#### Data to process ####
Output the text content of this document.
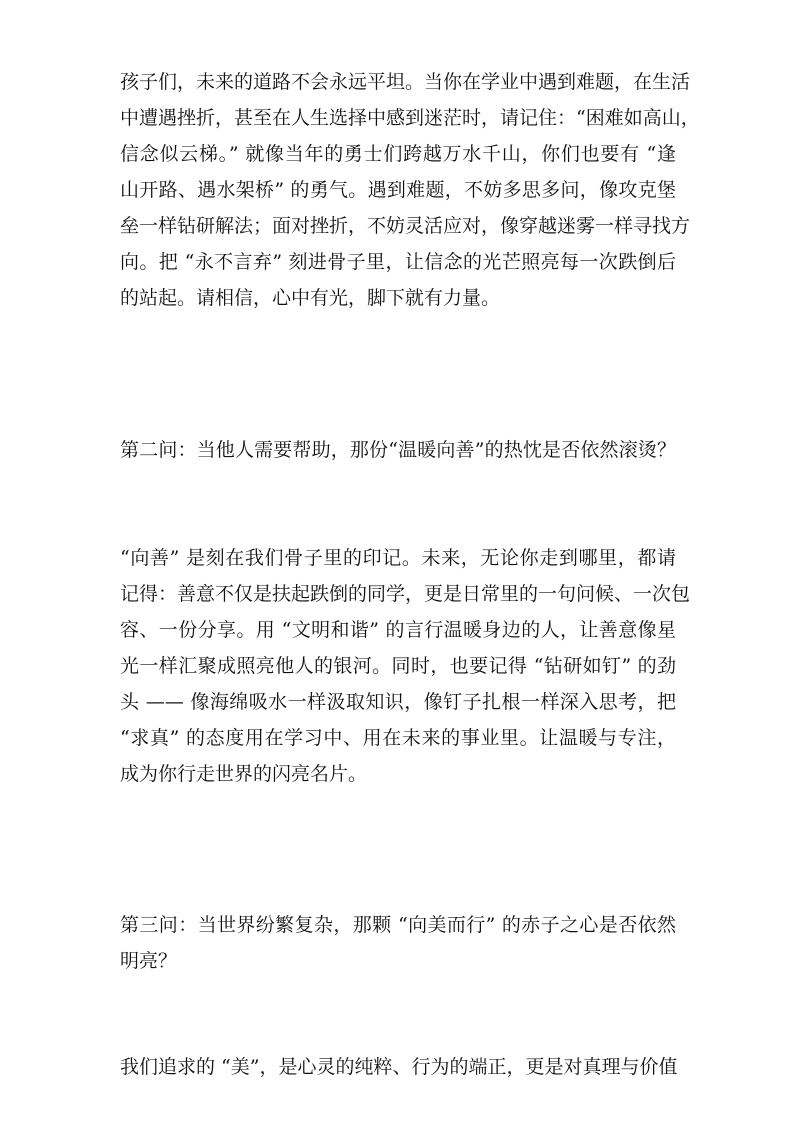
孩子们，未来的道路不会永远平坦。当你在学业中遇到难题，在生活
中遭遇挫折，甚至在人生选择中感到迷茫时，请记住：“困难如高山，
信念似云梯。” 就像当年的勇士们跨越万水千山，你们也要有 “逢
山开路、遇水架桥” 的勇气。遇到难题，不妨多思多问，像攻克堡
垒一样钻研解法；面对挫折，不妨灵活应对，像穿越迷雾一样寻找方
向。把 “永不言弃” 刻进骨子里，让信念的光芒照亮每一次跌倒后
的站起。请相信，心中有光，脚下就有力量。
第二问：当他人需要帮助，那份“温暖向善”的热忱是否依然滚烫？
“向善” 是刻在我们骨子里的印记。未来，无论你走到哪里，都请
记得：善意不仅是扶起跌倒的同学，更是日常里的一句问候、一次包
容、一份分享。用 “文明和谐” 的言行温暖身边的人，让善意像星
光一样汇聚成照亮他人的银河。同时，也要记得 “钻研如钉” 的劲
头 —— 像海绵吸水一样汲取知识，像钉子扎根一样深入思考，把
“求真” 的态度用在学习中、用在未来的事业里。让温暖与专注，
成为你行走世界的闪亮名片。
第三问：当世界纷繁复杂，那颗 “向美而行” 的赤子之心是否依然
明亮？
我们追求的 “美”，是心灵的纯粹、行为的端正，更是对真理与价值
####
Required task - All the material shown above is to be copied exactly, with no pictures carried over.

Reply to the exercise -
Output the text content of this document.
孩子们，未来的道路不会永远平坦。当你在学业中遇到难题，在生活
中遭遇挫折，甚至在人生选择中感到迷茫时，请记住：“困难如高山，
信念似云梯。” 就像当年的勇士们跨越万水千山，你们也要有 “逢
山开路、遇水架桥” 的勇气。遇到难题，不妨多思多问，像攻克堡
垒一样钻研解法；面对挫折，不妨灵活应对，像穿越迷雾一样寻找方
向。把 “永不言弃” 刻进骨子里，让信念的光芒照亮每一次跌倒后
的站起。请相信，心中有光，脚下就有力量。
第二问：当他人需要帮助，那份“温暖向善”的热忱是否依然滚烫？
“向善” 是刻在我们骨子里的印记。未来，无论你走到哪里，都请
记得：善意不仅是扶起跌倒的同学，更是日常里的一句问候、一次包
容、一份分享。用 “文明和谐” 的言行温暖身边的人，让善意像星
光一样汇聚成照亮他人的银河。同时，也要记得 “钻研如钉” 的劲
头 —— 像海绵吸水一样汲取知识，像钉子扎根一样深入思考，把
“求真” 的态度用在学习中、用在未来的事业里。让温暖与专注，
成为你行走世界的闪亮名片。
第三问：当世界纷繁复杂，那颗 “向美而行” 的赤子之心是否依然
明亮？
我们追求的 “美”，是心灵的纯粹、行为的端正，更是对真理与价值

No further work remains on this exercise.